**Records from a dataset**

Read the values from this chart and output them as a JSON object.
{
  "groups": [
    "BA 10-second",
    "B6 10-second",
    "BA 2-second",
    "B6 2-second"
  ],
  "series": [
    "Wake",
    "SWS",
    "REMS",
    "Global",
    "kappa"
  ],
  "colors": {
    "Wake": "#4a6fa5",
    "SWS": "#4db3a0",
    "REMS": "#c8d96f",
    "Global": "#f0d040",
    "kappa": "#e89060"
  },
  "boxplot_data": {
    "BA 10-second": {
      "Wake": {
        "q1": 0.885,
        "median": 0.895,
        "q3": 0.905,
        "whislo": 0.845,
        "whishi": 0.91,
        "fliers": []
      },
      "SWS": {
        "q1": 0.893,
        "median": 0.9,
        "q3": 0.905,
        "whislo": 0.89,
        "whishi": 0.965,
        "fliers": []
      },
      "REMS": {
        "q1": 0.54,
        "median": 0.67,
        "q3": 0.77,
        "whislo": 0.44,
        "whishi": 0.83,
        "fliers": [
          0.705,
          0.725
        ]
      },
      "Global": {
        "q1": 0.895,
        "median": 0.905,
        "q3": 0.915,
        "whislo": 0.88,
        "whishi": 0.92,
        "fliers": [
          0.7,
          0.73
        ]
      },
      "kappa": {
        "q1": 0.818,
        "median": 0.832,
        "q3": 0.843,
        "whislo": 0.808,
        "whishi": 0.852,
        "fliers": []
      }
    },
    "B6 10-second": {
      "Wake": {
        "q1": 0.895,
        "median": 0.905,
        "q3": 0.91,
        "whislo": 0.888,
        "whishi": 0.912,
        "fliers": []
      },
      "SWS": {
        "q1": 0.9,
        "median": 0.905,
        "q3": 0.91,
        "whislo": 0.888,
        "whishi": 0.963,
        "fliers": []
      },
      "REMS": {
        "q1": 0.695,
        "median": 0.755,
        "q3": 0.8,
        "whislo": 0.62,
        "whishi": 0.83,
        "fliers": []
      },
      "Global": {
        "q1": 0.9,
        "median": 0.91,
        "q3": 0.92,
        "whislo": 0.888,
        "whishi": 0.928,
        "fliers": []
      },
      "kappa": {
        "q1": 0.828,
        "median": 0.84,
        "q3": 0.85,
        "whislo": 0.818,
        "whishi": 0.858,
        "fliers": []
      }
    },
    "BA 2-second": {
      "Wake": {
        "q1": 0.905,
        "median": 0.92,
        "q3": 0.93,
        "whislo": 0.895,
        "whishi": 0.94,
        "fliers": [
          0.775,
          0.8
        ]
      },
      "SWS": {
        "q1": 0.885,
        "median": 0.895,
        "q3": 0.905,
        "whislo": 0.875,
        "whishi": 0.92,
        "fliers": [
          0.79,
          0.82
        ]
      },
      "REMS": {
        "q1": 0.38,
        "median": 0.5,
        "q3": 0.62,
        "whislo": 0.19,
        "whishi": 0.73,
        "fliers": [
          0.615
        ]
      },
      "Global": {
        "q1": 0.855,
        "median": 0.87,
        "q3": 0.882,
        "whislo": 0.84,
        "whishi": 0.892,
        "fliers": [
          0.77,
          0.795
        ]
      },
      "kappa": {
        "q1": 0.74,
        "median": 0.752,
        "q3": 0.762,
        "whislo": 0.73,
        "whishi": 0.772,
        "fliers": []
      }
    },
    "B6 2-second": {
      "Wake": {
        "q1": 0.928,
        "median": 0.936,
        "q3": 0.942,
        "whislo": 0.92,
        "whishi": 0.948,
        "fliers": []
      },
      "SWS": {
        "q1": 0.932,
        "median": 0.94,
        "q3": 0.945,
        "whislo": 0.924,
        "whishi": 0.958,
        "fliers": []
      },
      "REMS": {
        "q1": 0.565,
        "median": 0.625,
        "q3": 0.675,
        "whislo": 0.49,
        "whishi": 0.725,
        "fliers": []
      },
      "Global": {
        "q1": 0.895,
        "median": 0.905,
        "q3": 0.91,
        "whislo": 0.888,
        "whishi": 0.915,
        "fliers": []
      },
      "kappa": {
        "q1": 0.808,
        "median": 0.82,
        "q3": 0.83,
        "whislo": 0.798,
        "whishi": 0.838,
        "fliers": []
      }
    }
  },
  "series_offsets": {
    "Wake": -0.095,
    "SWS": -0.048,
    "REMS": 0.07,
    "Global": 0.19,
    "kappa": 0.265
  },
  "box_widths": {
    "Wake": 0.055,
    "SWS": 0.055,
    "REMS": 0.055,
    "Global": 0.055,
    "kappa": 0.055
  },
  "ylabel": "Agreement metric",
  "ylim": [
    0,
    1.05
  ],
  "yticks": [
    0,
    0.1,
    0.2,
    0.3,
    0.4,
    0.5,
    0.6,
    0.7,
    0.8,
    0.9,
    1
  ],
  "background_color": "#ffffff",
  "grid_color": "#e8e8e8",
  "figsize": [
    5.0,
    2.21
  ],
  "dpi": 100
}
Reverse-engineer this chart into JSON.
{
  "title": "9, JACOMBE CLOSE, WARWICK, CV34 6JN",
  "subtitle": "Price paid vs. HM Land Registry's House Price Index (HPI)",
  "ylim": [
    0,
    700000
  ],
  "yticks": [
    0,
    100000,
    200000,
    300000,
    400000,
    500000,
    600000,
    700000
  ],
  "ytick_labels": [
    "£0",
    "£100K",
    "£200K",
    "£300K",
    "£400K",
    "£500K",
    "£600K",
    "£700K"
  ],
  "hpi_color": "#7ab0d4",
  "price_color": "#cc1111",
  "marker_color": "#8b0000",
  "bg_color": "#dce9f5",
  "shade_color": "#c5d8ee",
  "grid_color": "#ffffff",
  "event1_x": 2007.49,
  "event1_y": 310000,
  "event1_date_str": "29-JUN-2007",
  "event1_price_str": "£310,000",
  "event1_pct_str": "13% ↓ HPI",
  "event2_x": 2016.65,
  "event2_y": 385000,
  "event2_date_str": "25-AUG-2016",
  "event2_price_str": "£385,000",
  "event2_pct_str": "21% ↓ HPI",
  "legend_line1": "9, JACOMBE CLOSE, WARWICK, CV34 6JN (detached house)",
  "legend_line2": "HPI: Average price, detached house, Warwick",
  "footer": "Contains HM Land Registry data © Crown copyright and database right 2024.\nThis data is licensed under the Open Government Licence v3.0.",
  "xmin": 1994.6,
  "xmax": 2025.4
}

**THE REQUEST**
Write out every entry verbatim.

**SOLUTION**
Read the values from this chart and output them as a JSON object.
{
  "groups": [
    "BA 10-second",
    "B6 10-second",
    "BA 2-second",
    "B6 2-second"
  ],
  "series": [
    "Wake",
    "SWS",
    "REMS",
    "Global",
    "kappa"
  ],
  "colors": {
    "Wake": "#4a6fa5",
    "SWS": "#4db3a0",
    "REMS": "#c8d96f",
    "Global": "#f0d040",
    "kappa": "#e89060"
  },
  "boxplot_data": {
    "BA 10-second": {
      "Wake": {
        "q1": 0.885,
        "median": 0.895,
        "q3": 0.905,
        "whislo": 0.845,
        "whishi": 0.91,
        "fliers": []
      },
      "SWS": {
        "q1": 0.893,
        "median": 0.9,
        "q3": 0.905,
        "whislo": 0.89,
        "whishi": 0.965,
        "fliers": []
      },
      "REMS": {
        "q1": 0.54,
        "median": 0.67,
        "q3": 0.77,
        "whislo": 0.44,
        "whishi": 0.83,
        "fliers": [
          0.705,
          0.725
        ]
      },
      "Global": {
        "q1": 0.895,
        "median": 0.905,
        "q3": 0.915,
        "whislo": 0.88,
        "whishi": 0.92,
        "fliers": [
          0.7,
          0.73
        ]
      },
      "kappa": {
        "q1": 0.818,
        "median": 0.832,
        "q3": 0.843,
        "whislo": 0.808,
        "whishi": 0.852,
        "fliers": []
      }
    },
    "B6 10-second": {
      "Wake": {
        "q1": 0.895,
        "median": 0.905,
        "q3": 0.91,
        "whislo": 0.888,
        "whishi": 0.912,
        "fliers": []
      },
      "SWS": {
        "q1": 0.9,
        "median": 0.905,
        "q3": 0.91,
        "whislo": 0.888,
        "whishi": 0.963,
        "fliers": []
      },
      "REMS": {
        "q1": 0.695,
        "median": 0.755,
        "q3": 0.8,
        "whislo": 0.62,
        "whishi": 0.83,
        "fliers": []
      },
      "Global": {
        "q1": 0.9,
        "median": 0.91,
        "q3": 0.92,
        "whislo": 0.888,
        "whishi": 0.928,
        "fliers": []
      },
      "kappa": {
        "q1": 0.828,
        "median": 0.84,
        "q3": 0.85,
        "whislo": 0.818,
        "whishi": 0.858,
        "fliers": []
      }
    },
    "BA 2-second": {
      "Wake": {
        "q1": 0.905,
        "median": 0.92,
        "q3": 0.93,
        "whislo": 0.895,
        "whishi": 0.94,
        "fliers": [
          0.775,
          0.8
        ]
      },
      "SWS": {
        "q1": 0.885,
        "median": 0.895,
        "q3": 0.905,
        "whislo": 0.875,
        "whishi": 0.92,
        "fliers": [
          0.79,
          0.82
        ]
      },
      "REMS": {
        "q1": 0.38,
        "median": 0.5,
        "q3": 0.62,
        "whislo": 0.19,
        "whishi": 0.73,
        "fliers": [
          0.615
        ]
      },
      "Global": {
        "q1": 0.855,
        "median": 0.87,
        "q3": 0.882,
        "whislo": 0.84,
        "whishi": 0.892,
        "fliers": [
          0.77,
          0.795
        ]
      },
      "kappa": {
        "q1": 0.74,
        "median": 0.752,
        "q3": 0.762,
        "whislo": 0.73,
        "whishi": 0.772,
        "fliers": []
      }
    },
    "B6 2-second": {
      "Wake": {
        "q1": 0.928,
        "median": 0.936,
        "q3": 0.942,
        "whislo": 0.92,
        "whishi": 0.948,
        "fliers": []
      },
      "SWS": {
        "q1": 0.932,
        "median": 0.94,
        "q3": 0.945,
        "whislo": 0.924,
        "whishi": 0.958,
        "fliers": []
      },
      "REMS": {
        "q1": 0.565,
        "median": 0.625,
        "q3": 0.675,
        "whislo": 0.49,
        "whishi": 0.725,
        "fliers": []
      },
      "Global": {
        "q1": 0.895,
        "median": 0.905,
        "q3": 0.91,
        "whislo": 0.888,
        "whishi": 0.915,
        "fliers": []
      },
      "kappa": {
        "q1": 0.808,
        "median": 0.82,
        "q3": 0.83,
        "whislo": 0.798,
        "whishi": 0.838,
        "fliers": []
      }
    }
  },
  "series_offsets": {
    "Wake": -0.095,
    "SWS": -0.048,
    "REMS": 0.07,
    "Global": 0.19,
    "kappa": 0.265
  },
  "box_widths": {
    "Wake": 0.055,
    "SWS": 0.055,
    "REMS": 0.055,
    "Global": 0.055,
    "kappa": 0.055
  },
  "ylabel": "Agreement metric",
  "ylim": [
    0,
    1.05
  ],
  "yticks": [
    0,
    0.1,
    0.2,
    0.3,
    0.4,
    0.5,
    0.6,
    0.7,
    0.8,
    0.9,
    1
  ],
  "background_color": "#ffffff",
  "grid_color": "#e8e8e8",
  "figsize": [
    5.0,
    2.21
  ],
  "dpi": 100
}
Reverse-engineer this chart into JSON.
{
  "title": "9, JACOMBE CLOSE, WARWICK, CV34 6JN",
  "subtitle": "Price paid vs. HM Land Registry's House Price Index (HPI)",
  "ylim": [
    0,
    700000
  ],
  "yticks": [
    0,
    100000,
    200000,
    300000,
    400000,
    500000,
    600000,
    700000
  ],
  "ytick_labels": [
    "£0",
    "£100K",
    "£200K",
    "£300K",
    "£400K",
    "£500K",
    "£600K",
    "£700K"
  ],
  "hpi_color": "#7ab0d4",
  "price_color": "#cc1111",
  "marker_color": "#8b0000",
  "bg_color": "#dce9f5",
  "shade_color": "#c5d8ee",
  "grid_color": "#ffffff",
  "event1_x": 2007.49,
  "event1_y": 310000,
  "event1_date_str": "29-JUN-2007",
  "event1_price_str": "£310,000",
  "event1_pct_str": "13% ↓ HPI",
  "event2_x": 2016.65,
  "event2_y": 385000,
  "event2_date_str": "25-AUG-2016",
  "event2_price_str": "£385,000",
  "event2_pct_str": "21% ↓ HPI",
  "legend_line1": "9, JACOMBE CLOSE, WARWICK, CV34 6JN (detached house)",
  "legend_line2": "HPI: Average price, detached house, Warwick",
  "footer": "Contains HM Land Registry data © Crown copyright and database right 2024.\nThis data is licensed under the Open Government Licence v3.0.",
  "xmin": 1994.6,
  "xmax": 2025.4
}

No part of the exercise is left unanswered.